+++ Sunulan metin +++

1 Aralık 2009 Salı

1. H İLALLERİN BATIŞI

1.TANRI TÜRK MİLLETİNİ YARATTI

ve korudu.
Türk milletinin adı ve ünü yok olmasın diye Tanrı onlara iyi Kaganlar gönderdi.

Gök-Türk Hükümdarı İstemi Kağan,
“ EyTürk Oğuz Beyleri!...Üstte mavi gök çökmedikçe, altta yağız yer delinmedikçe senin ilini töreni kim bozar? Bil ki Türk Milleti, Türk Yurdu,Türk Devleti, Türk Töresi bozulmaz. Ey ölümsüz Türk Milleti! kendine dön! Su gibi akıttığın kanına, dağlar gibi yığdığın kemiklerine layık ol! ” diye yazdırdı kitabeye.
16 imparatorluk, yüzlerce devlet kurdu…Bir Türkler vardı cihanda bir de diğerleri…
Türklerde halk ile toprak devleti meydana getiren iki unsurdu. Topraksız devlet, devletsiz millet düşünülemezdi.
Güneş devletsiz Türk Milletinin üstüne hiç doğmadı.
Türkler atlı kavimdi. Atlı kavim, at yetiştiren ve hayatı at üstünde geçen, hatta yere atın ayaklarıyla basan kavim demekti. At hız demek, savaş demek, savaşta galibiyet demekti. . At sahibinin rütbesine, makam ve mevkiine uygun giysilerle giydirilip, kuşandırılan, süslenip bezenen insanlaşmış bir dosttu. Kaderi insan kaderine bağlı olan bu duygusal hayvanları Türkler adam yerine koymuşlardı. Onun için de ordular yalnızca insan demek değil, biraz da atlar demekti. Türkler devrin en hareketli ve en etkili askerine sahipti. Çünkü ordularının çoğu atlıydı.

Miladi dokuzuncu asırda, Türkler İslam’ın Hilali ile tanıştı. Karahanlı hükümdar ailesinden Bezir Han’ın oğlu Satuk Buğra Han on iki yaşlarında, Maveraün Nehir ve Horasan bölgesine hakim olan Müslüman Samanlı Devleti şehzadelerinden Nasır Bin Ahmet’le Artuç’ta tanışıp, Ondan İslamiyeti öğrenmiş, “Abdülkerim” adını almış, yirmi beş yaşına kadar orada ki Müslümanlarla birlikte yaşamıştı. Daha sonra Müslüman olduğunu açıklamış, Karahanlı Devletinin Hükümdarı olan amcasını tahttan indirip kendisi hükümdar olumuş, Türk ülkelerinde İslamiyeti hızla yaymaya başlamıştı.

+++

## Amaç 1
Listenin başından "bruks-nr: 2: [1610, 412, 1660, 477]" ifadesini içeren satıra kadar uzanan bölümü, iki uç dahil olmak üzere hiçbir değişiklik yapmadan yazdırın.

+++ Sağlanan liste +++

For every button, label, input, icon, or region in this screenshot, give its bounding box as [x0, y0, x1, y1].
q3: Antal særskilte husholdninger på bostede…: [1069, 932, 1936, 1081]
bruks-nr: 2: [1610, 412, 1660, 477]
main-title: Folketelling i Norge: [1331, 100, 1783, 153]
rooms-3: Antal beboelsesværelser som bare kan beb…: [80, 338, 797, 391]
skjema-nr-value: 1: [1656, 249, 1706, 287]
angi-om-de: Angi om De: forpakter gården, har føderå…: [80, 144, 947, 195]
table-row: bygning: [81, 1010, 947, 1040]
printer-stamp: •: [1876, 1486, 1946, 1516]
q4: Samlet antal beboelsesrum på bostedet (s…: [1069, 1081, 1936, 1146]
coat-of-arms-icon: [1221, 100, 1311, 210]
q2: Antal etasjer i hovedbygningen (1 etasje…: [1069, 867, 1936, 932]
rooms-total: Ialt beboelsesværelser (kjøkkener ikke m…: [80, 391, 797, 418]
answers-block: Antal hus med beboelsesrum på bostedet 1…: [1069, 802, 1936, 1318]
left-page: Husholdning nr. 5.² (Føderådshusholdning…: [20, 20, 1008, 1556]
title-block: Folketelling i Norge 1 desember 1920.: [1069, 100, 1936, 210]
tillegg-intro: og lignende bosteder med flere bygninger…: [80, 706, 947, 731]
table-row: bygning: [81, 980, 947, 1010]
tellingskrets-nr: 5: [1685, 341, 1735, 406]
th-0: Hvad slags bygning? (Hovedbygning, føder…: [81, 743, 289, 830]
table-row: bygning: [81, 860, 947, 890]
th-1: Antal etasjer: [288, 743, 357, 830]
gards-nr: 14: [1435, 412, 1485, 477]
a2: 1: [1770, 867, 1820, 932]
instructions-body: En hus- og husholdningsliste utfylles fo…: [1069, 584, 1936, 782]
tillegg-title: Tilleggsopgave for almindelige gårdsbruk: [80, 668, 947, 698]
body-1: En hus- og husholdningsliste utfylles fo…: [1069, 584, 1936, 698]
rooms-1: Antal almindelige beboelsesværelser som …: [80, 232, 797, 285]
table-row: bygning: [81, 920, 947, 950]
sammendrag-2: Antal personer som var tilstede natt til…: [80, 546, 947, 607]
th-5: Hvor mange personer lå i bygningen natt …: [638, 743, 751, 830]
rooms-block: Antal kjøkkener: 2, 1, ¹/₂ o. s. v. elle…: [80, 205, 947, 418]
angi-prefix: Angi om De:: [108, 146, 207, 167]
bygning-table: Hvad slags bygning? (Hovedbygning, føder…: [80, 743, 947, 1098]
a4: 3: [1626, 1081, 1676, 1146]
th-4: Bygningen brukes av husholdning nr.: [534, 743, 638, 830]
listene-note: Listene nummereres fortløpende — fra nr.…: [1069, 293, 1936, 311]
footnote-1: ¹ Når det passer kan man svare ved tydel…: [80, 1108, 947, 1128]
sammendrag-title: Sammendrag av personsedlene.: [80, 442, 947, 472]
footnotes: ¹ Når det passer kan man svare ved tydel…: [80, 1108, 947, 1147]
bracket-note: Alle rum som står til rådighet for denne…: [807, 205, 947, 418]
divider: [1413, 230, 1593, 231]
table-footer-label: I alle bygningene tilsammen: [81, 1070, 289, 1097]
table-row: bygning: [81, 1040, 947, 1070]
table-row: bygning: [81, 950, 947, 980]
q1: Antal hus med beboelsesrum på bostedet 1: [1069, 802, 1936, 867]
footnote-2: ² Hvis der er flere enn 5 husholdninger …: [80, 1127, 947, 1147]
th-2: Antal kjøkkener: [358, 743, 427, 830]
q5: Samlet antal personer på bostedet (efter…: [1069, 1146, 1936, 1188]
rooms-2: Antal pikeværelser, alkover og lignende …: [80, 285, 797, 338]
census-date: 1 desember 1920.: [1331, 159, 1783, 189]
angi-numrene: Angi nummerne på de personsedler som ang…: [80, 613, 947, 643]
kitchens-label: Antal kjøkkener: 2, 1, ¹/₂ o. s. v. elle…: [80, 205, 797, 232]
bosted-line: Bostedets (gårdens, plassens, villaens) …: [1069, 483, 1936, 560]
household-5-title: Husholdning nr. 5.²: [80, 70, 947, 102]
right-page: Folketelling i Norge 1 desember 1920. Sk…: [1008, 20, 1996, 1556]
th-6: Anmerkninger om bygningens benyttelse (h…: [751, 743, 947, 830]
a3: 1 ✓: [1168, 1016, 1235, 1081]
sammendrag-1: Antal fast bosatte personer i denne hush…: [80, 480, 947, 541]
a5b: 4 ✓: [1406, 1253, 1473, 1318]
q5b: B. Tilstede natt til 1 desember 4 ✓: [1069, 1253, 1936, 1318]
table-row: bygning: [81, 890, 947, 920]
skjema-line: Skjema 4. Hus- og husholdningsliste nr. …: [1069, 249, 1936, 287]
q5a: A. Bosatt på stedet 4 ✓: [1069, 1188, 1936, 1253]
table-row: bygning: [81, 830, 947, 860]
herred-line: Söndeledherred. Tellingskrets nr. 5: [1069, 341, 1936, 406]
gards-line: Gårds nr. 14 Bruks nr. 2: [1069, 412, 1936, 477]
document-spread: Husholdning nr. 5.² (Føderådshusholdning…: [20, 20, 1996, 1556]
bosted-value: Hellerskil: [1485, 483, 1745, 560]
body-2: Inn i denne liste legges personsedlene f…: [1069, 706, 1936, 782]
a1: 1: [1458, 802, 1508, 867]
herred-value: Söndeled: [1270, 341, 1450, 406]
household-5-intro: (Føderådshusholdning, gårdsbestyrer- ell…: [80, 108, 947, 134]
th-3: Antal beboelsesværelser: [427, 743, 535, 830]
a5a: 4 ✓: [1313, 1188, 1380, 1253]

+++

## Amaç 2
Türklerin tarihi üzerine olan metinde adıyla anılan kişileri sıralayın.

## Eksiksiz yanıt 1
For every button, label, input, icon, or region in this screenshot, give its bounding box as [x0, y0, x1, y1].
q3: Antal særskilte husholdninger på bostede…: [1069, 932, 1936, 1081]
bruks-nr: 2: [1610, 412, 1660, 477]

## Eksiksiz yanıt 2
İstemi Kağan
Bezir Han
Satuk Buğra Han (İslamiyeti öğrendikten sonra "Abdülkerim" adını almıştır)
Nasır Bin Ahmet